DO THIS: Copy all lines of the listing that include the string "Chemnitz".

INFORMATION SUPPLIED:
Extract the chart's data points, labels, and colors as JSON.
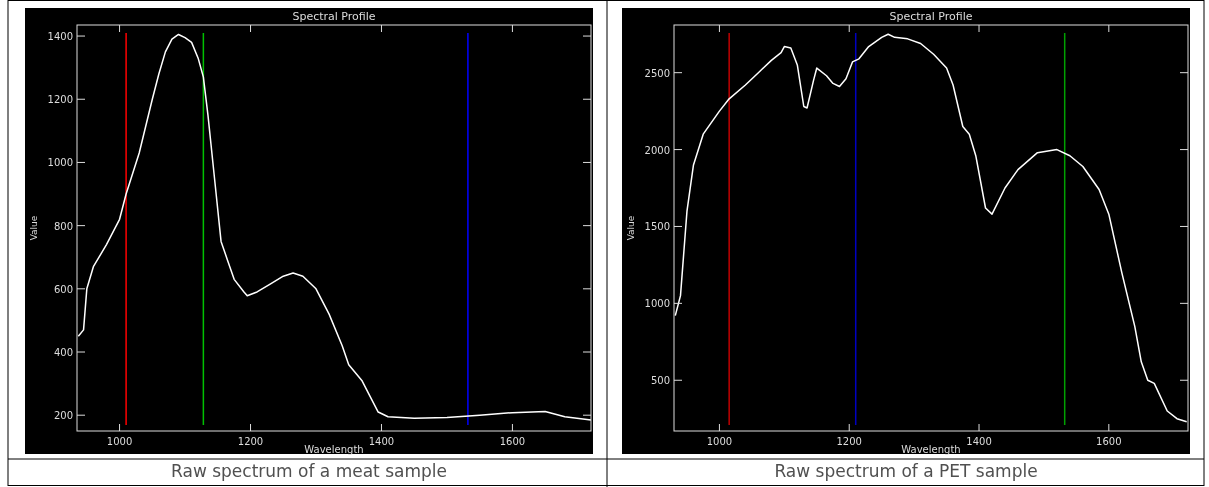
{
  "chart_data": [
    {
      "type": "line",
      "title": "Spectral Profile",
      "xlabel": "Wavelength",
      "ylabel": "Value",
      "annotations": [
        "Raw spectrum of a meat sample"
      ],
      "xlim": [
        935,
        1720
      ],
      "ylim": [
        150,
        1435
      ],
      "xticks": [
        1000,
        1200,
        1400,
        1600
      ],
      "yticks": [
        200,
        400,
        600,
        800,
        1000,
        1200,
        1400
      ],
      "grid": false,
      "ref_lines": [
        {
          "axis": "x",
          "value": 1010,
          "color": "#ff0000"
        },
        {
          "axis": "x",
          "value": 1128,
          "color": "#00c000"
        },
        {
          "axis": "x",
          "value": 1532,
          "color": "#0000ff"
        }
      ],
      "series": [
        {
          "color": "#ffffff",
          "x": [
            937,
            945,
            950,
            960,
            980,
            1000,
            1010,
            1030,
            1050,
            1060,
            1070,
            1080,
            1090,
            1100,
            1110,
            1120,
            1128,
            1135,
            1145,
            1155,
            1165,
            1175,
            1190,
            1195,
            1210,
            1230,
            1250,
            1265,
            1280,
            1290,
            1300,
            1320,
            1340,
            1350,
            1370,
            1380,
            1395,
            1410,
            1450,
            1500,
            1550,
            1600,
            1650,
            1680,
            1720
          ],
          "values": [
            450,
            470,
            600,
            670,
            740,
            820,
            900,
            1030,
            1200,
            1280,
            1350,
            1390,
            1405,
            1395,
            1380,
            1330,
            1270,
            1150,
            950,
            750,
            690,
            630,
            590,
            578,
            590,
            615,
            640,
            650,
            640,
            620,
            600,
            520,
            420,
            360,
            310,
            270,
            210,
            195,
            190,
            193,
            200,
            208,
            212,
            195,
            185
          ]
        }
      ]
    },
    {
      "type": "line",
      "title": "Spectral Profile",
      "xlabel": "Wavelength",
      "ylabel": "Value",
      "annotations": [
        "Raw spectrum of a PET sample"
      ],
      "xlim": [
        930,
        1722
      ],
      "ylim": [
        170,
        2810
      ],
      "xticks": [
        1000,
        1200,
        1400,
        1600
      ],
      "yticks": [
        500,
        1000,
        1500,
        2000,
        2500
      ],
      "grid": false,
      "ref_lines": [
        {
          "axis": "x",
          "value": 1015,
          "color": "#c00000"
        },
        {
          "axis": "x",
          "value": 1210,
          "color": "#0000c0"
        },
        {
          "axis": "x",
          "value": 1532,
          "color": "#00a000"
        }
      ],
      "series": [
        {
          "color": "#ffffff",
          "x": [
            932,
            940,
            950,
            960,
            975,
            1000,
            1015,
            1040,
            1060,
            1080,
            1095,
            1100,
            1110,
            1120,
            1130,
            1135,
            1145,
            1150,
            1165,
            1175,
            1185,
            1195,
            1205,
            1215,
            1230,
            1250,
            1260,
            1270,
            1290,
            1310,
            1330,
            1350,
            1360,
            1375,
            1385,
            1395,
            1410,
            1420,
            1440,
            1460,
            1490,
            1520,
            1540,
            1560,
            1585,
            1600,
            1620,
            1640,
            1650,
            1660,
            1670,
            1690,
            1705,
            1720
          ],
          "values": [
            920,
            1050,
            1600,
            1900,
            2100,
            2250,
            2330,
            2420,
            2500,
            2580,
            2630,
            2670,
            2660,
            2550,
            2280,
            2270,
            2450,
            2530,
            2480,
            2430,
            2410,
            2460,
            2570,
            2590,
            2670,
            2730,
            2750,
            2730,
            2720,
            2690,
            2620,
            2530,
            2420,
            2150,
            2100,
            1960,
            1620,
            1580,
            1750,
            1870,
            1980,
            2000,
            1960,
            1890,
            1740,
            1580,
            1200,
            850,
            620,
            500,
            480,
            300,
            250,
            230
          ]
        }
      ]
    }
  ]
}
...
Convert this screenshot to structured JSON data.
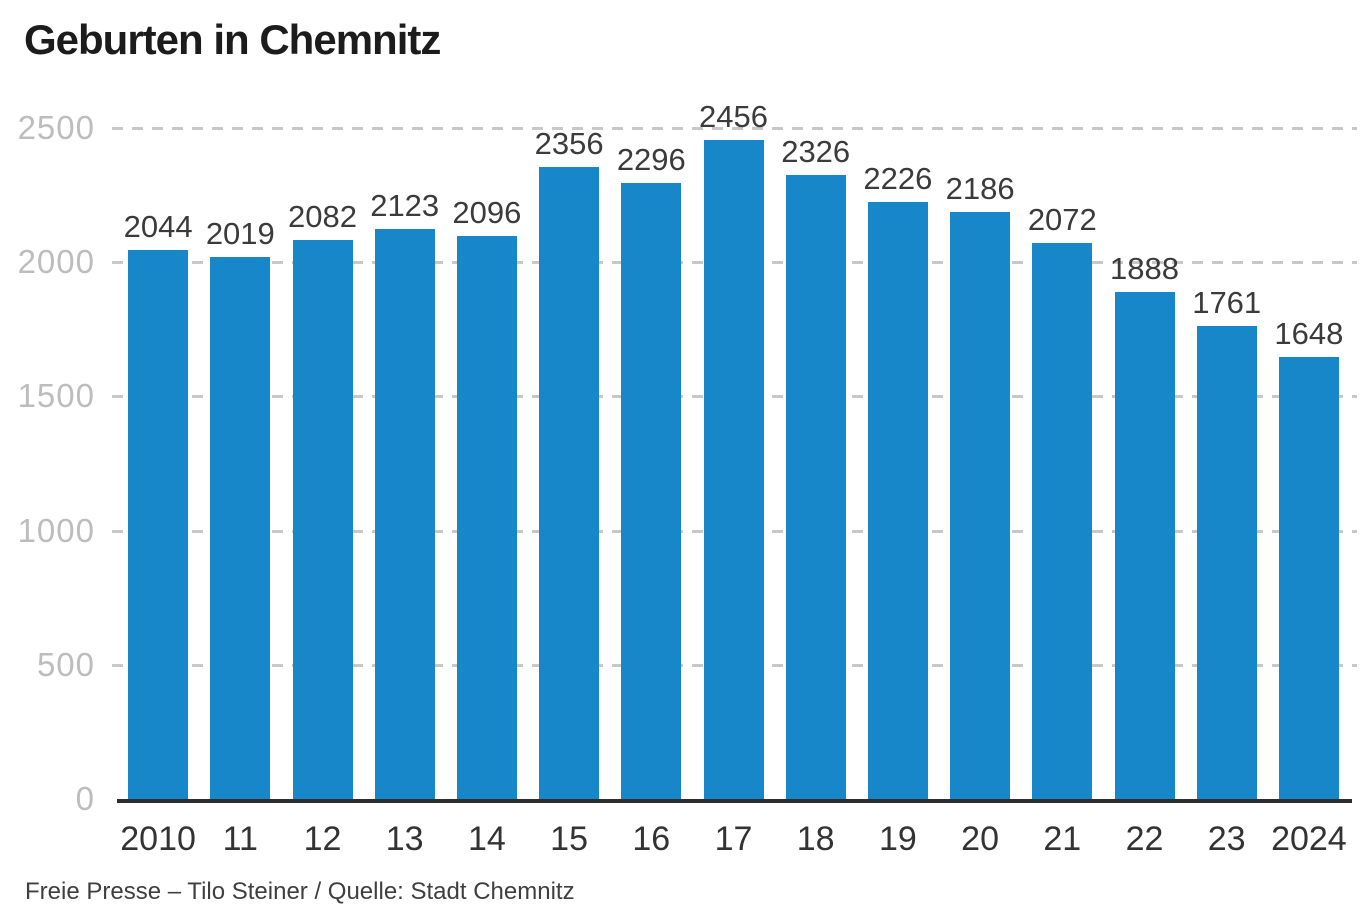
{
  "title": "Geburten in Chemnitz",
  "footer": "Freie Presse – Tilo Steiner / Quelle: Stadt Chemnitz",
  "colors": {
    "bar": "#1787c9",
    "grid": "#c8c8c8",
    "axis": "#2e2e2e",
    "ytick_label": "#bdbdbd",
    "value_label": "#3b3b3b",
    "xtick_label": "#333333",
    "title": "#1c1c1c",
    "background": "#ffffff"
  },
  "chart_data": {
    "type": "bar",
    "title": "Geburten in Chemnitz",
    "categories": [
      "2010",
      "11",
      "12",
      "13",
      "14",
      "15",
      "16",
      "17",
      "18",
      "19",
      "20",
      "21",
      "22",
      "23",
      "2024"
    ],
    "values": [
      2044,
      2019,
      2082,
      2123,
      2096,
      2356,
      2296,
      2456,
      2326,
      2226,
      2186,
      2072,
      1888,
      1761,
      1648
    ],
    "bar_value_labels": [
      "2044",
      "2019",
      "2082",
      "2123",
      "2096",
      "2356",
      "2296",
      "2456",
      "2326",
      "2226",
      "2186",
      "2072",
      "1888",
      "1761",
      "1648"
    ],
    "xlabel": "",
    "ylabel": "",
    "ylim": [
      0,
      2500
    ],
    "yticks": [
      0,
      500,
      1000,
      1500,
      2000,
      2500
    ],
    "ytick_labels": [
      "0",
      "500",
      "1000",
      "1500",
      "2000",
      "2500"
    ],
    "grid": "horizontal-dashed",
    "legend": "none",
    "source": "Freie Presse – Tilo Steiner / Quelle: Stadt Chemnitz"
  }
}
...
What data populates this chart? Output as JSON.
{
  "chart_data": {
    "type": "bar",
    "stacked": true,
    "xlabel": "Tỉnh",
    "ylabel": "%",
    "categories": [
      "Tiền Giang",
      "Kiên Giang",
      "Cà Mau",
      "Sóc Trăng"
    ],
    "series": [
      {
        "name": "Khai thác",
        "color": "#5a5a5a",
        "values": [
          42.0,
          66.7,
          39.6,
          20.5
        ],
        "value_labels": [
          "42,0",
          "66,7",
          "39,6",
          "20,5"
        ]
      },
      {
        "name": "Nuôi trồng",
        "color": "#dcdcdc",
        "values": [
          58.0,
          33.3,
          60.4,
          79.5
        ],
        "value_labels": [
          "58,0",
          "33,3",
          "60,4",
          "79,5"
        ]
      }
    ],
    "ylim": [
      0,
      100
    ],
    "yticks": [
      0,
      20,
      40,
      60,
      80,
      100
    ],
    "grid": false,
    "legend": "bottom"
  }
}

FINAL RESULT:
  "title": "Geburten in Chemnitz",
  "footer": "Freie Presse – Tilo Steiner / Quelle: Stadt Chemnitz",
    "title": "Geburten in Chemnitz",
    "source": "Freie Presse – Tilo Steiner / Quelle: Stadt Chemnitz"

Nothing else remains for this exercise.